— start PROVIDED MATERIAL —
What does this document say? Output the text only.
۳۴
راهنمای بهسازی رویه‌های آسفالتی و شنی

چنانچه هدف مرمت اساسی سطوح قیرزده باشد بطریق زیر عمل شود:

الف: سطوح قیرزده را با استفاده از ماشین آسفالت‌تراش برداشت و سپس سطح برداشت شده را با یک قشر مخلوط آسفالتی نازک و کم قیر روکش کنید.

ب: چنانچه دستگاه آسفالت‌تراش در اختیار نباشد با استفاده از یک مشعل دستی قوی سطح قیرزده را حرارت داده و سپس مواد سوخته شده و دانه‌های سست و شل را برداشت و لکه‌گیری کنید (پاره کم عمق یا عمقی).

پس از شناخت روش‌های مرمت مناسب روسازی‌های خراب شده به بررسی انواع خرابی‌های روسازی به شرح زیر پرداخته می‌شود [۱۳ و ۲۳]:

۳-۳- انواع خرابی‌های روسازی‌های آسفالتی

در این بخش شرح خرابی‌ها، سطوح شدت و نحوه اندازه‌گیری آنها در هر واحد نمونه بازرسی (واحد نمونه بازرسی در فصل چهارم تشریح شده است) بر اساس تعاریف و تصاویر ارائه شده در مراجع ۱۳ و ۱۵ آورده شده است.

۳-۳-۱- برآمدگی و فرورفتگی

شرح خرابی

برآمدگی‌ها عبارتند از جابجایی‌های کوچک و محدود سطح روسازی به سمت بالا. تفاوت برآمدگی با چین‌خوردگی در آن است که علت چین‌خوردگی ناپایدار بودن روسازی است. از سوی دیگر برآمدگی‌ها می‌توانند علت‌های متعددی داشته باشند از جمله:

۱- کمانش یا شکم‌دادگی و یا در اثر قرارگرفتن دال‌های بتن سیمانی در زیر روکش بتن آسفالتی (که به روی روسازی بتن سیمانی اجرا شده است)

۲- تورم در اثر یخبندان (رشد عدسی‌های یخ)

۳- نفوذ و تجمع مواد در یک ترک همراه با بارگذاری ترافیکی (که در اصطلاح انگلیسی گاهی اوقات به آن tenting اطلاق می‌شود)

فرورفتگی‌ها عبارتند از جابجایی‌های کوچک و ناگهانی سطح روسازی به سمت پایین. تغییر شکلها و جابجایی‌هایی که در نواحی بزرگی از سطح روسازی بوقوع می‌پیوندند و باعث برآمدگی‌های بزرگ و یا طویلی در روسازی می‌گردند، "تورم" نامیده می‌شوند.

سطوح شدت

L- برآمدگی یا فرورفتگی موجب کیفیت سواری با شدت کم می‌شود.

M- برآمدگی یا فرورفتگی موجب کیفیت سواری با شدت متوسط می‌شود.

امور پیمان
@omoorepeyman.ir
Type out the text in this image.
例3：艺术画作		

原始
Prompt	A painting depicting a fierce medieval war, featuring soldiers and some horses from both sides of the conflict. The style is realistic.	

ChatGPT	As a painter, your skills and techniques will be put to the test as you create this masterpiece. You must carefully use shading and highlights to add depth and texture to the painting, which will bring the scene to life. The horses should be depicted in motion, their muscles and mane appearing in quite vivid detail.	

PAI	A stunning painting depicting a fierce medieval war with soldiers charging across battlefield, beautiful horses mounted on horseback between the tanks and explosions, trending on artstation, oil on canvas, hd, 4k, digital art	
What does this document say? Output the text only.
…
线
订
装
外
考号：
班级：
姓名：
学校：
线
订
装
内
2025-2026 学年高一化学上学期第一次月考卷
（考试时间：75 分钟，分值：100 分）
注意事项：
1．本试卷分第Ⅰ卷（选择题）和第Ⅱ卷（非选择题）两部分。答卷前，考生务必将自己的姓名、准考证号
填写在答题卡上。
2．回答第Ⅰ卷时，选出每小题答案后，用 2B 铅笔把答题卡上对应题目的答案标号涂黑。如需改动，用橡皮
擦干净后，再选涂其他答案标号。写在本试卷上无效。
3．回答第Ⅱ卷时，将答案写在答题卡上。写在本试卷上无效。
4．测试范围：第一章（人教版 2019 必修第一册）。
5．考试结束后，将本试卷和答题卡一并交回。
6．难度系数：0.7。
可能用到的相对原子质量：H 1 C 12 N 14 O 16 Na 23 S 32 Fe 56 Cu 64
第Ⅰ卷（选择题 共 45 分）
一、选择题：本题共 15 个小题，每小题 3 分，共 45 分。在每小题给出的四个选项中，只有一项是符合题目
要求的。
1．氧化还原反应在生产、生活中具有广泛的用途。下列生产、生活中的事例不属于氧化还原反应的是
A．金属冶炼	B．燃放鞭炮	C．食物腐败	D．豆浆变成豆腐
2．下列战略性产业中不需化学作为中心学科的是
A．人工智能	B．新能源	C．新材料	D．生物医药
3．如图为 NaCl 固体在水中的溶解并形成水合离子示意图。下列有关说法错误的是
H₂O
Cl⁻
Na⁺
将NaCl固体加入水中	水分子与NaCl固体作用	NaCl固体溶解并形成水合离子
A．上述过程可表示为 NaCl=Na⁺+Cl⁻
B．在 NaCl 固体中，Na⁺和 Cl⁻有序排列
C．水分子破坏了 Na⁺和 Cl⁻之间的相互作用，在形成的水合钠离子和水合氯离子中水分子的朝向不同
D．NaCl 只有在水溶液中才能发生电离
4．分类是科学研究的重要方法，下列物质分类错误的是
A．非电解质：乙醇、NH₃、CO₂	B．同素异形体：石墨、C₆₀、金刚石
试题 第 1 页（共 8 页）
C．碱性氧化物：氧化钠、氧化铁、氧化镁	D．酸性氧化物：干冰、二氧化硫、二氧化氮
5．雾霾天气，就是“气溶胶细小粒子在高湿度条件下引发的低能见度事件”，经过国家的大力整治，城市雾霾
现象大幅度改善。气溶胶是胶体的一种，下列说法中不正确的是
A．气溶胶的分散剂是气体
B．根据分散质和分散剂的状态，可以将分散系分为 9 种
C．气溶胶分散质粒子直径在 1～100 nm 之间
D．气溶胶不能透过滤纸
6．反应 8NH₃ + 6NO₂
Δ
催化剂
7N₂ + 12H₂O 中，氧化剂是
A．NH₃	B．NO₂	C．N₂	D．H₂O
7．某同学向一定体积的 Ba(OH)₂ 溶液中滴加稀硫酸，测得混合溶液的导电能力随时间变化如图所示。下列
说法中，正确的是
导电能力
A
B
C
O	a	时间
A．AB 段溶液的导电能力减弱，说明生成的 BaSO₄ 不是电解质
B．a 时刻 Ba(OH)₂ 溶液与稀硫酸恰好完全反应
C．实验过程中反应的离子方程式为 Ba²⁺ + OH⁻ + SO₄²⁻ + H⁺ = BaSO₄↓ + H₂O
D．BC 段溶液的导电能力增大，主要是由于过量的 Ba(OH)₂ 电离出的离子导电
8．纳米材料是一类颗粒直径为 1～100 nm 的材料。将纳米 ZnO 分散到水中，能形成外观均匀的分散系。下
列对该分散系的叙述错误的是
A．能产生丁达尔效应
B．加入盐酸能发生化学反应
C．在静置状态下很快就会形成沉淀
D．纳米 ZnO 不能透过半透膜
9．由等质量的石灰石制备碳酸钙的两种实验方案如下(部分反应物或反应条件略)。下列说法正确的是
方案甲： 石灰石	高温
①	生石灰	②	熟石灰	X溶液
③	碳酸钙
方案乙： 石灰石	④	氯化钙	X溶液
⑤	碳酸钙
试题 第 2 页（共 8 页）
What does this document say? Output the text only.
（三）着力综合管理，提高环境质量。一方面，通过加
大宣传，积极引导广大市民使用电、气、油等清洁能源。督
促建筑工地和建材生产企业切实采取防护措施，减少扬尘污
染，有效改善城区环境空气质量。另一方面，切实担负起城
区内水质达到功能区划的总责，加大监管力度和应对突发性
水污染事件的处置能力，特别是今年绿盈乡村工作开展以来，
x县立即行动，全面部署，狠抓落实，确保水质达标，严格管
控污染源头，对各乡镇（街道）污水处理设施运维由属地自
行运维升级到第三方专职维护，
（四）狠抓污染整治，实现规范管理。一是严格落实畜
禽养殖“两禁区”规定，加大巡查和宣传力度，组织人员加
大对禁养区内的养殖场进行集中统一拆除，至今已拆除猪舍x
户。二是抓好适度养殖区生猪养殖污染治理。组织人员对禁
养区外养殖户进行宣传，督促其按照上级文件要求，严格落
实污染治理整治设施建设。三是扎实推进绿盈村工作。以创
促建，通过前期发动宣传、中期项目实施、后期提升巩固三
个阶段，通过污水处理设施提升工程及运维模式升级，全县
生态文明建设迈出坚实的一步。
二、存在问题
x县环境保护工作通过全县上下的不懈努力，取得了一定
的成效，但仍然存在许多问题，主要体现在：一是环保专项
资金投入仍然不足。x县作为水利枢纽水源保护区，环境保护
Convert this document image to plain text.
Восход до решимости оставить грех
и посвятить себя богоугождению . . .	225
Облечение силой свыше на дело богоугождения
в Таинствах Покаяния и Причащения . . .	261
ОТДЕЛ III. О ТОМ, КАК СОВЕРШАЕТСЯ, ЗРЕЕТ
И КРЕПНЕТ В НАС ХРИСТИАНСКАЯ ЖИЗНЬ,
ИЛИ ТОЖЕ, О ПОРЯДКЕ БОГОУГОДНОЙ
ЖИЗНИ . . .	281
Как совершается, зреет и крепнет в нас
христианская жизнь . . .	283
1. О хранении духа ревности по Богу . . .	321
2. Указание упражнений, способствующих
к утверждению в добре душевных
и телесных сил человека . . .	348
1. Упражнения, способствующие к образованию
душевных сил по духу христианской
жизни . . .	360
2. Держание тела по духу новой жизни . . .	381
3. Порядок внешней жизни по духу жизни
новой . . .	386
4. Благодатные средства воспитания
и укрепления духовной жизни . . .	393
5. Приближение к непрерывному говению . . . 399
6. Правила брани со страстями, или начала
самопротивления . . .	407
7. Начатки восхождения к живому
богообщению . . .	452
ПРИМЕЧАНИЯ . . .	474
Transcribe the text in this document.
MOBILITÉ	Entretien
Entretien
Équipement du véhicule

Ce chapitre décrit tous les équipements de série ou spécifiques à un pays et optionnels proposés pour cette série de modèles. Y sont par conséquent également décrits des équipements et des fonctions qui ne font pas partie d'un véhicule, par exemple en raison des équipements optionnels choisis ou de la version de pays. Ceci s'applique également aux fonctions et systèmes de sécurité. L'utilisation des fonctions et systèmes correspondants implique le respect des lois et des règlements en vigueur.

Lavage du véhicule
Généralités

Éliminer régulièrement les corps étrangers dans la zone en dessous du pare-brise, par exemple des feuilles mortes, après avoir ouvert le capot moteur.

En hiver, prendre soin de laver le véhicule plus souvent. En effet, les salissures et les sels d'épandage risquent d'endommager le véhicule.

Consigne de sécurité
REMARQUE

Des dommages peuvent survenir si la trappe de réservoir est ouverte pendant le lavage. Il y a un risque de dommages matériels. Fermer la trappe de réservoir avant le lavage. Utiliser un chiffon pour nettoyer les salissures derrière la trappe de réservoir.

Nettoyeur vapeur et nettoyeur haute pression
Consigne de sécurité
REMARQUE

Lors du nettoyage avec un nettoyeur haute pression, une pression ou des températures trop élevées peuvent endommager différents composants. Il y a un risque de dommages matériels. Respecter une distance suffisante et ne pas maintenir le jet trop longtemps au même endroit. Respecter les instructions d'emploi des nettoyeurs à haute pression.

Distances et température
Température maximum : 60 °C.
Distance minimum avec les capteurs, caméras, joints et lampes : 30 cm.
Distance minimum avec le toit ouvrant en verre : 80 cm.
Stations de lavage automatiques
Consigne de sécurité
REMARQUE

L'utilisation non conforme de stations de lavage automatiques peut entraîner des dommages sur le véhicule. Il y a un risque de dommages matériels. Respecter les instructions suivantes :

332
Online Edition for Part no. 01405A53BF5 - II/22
— end PROVIDED MATERIAL —
__EXERCISE OBJECTIVE__: Tally up the lines in the records containing the word "انواع", then give the count and nothing else.

__ANSWER TO THE PROBLEM__: 2